■ **WHAT THE EXERCISE ASKS**:
Say how many lines hold the string "values"; please write nothing but the number.

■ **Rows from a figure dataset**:
-*-*-

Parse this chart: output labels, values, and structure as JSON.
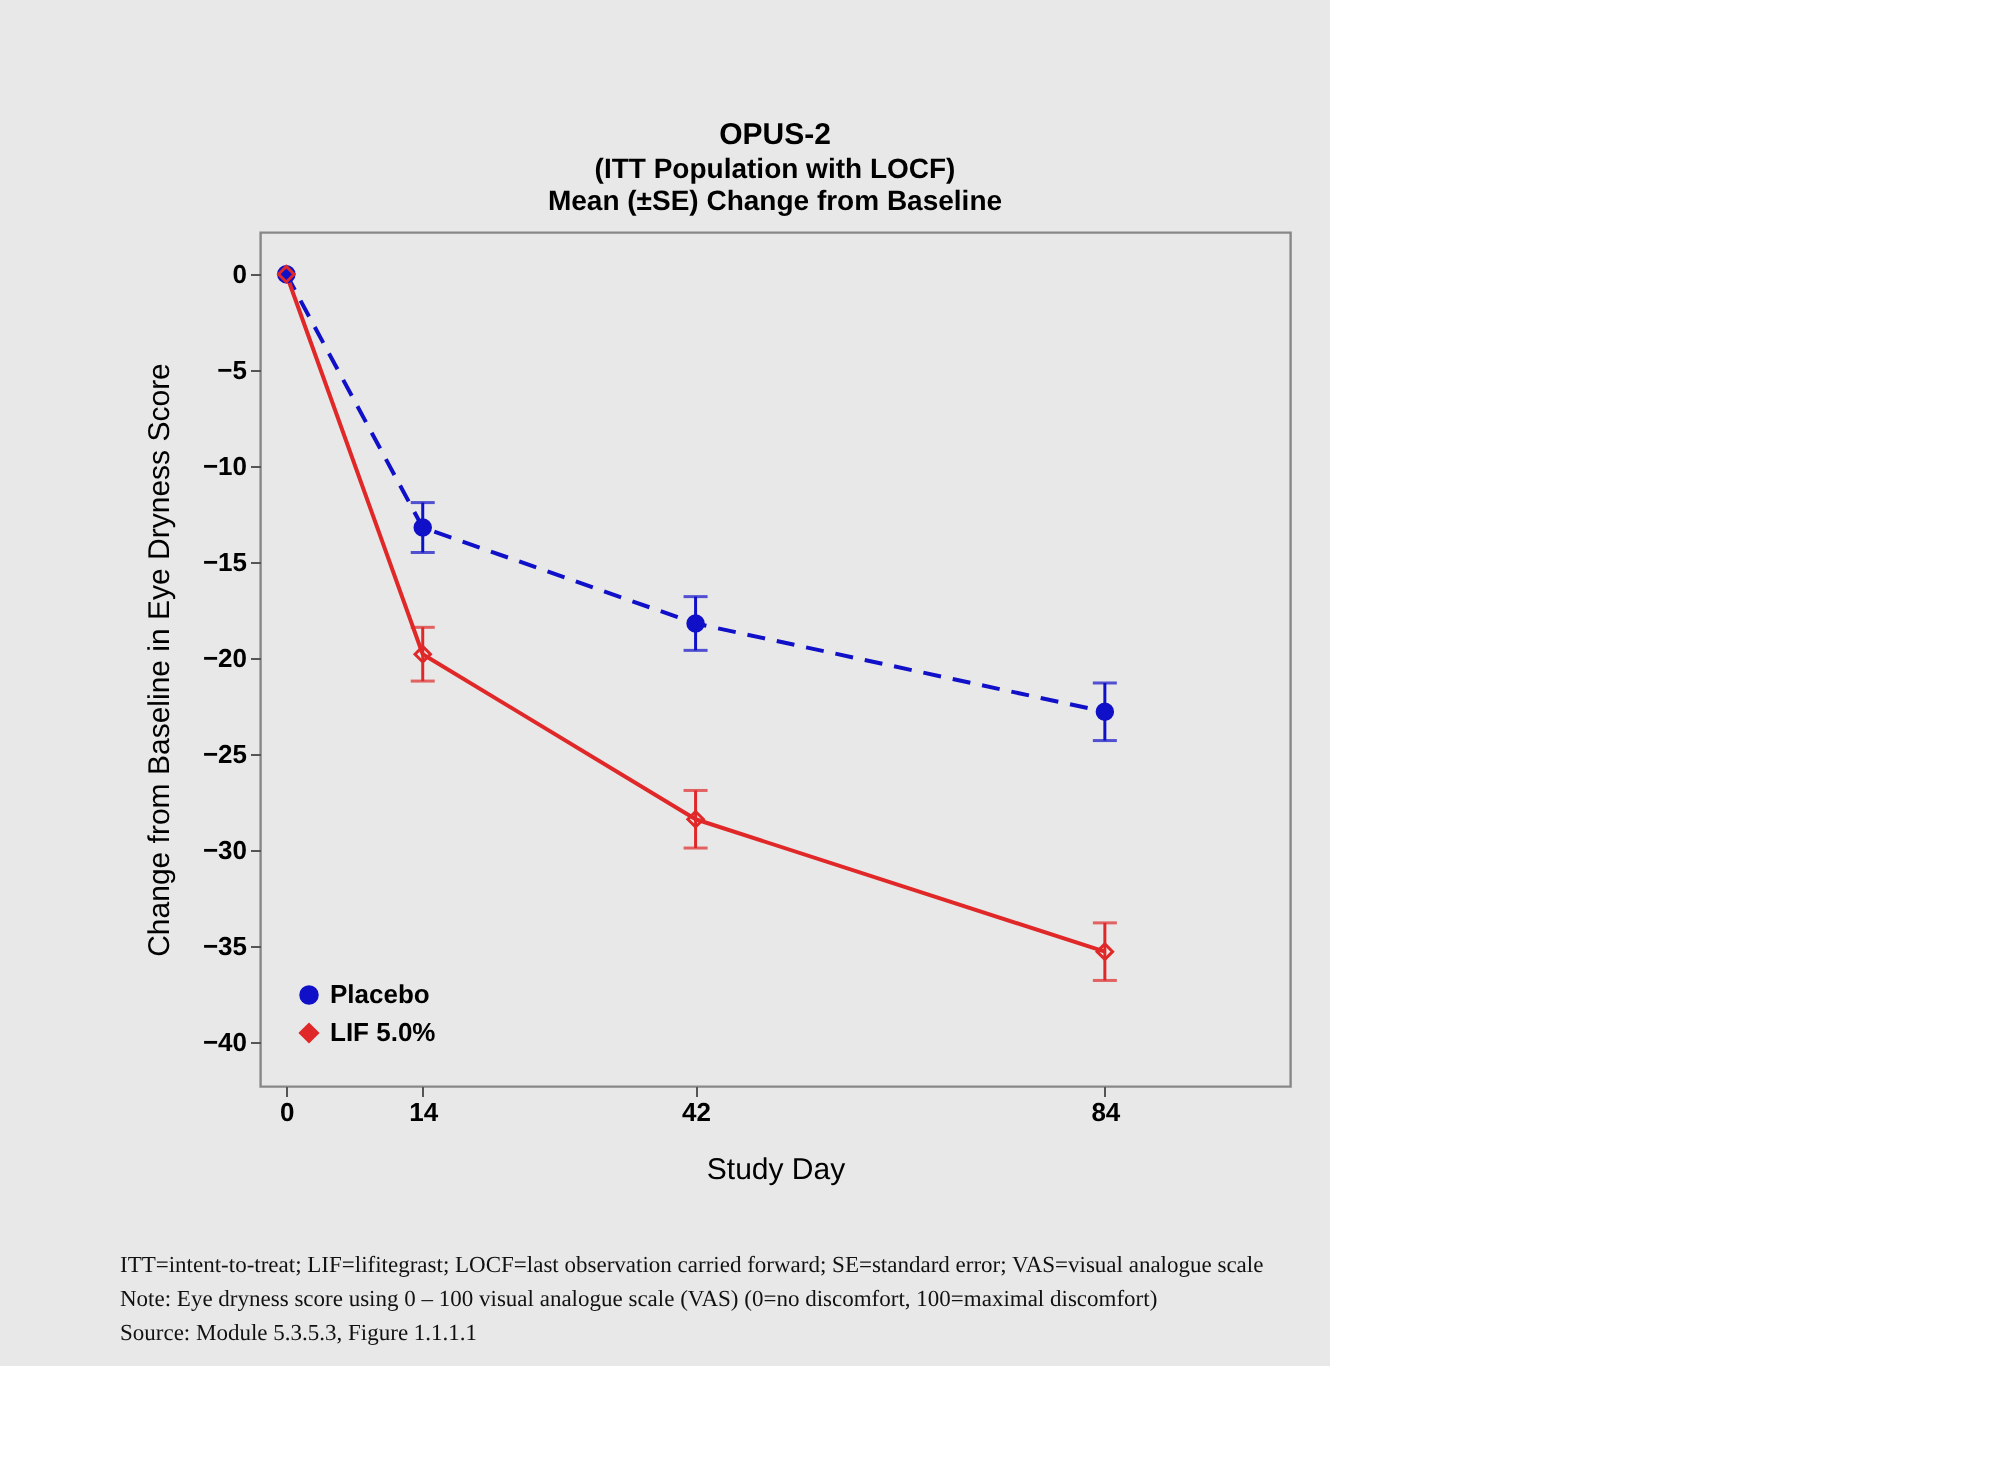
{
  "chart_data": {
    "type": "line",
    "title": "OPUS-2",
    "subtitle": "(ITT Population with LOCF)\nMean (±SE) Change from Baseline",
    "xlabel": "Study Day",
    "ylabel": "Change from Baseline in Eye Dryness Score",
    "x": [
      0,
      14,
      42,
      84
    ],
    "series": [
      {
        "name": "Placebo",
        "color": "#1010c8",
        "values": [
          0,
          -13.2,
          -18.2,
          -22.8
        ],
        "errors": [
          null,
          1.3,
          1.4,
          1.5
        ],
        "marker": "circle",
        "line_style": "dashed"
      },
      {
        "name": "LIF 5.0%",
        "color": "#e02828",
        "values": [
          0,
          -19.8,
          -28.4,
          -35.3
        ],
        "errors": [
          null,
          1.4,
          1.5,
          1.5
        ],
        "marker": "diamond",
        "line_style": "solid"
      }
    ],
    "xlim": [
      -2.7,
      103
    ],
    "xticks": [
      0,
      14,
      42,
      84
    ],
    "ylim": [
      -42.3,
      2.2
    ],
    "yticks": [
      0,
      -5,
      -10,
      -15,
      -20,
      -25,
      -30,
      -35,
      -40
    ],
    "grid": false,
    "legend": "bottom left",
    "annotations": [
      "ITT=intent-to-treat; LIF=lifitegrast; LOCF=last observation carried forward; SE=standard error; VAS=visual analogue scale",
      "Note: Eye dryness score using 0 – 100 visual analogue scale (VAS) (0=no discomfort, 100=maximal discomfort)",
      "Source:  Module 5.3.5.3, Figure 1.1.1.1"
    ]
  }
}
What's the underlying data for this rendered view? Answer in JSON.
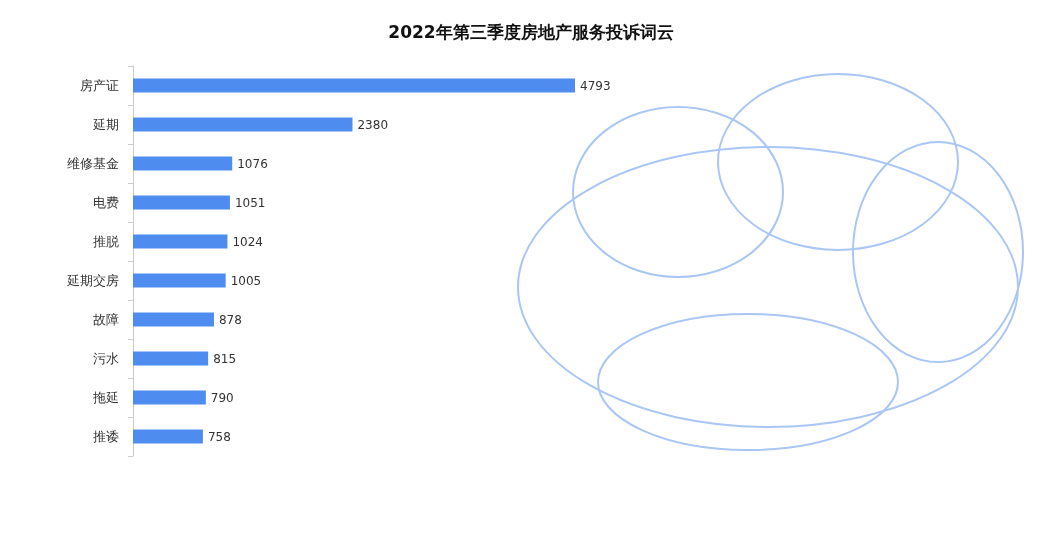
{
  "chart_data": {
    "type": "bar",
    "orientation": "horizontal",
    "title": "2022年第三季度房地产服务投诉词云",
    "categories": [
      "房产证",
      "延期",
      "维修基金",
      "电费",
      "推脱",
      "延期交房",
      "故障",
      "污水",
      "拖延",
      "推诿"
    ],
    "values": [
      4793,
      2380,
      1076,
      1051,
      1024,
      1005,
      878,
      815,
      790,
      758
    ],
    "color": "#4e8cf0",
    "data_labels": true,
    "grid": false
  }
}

-*-*-

■ **COMPLETE ANSWER**:
4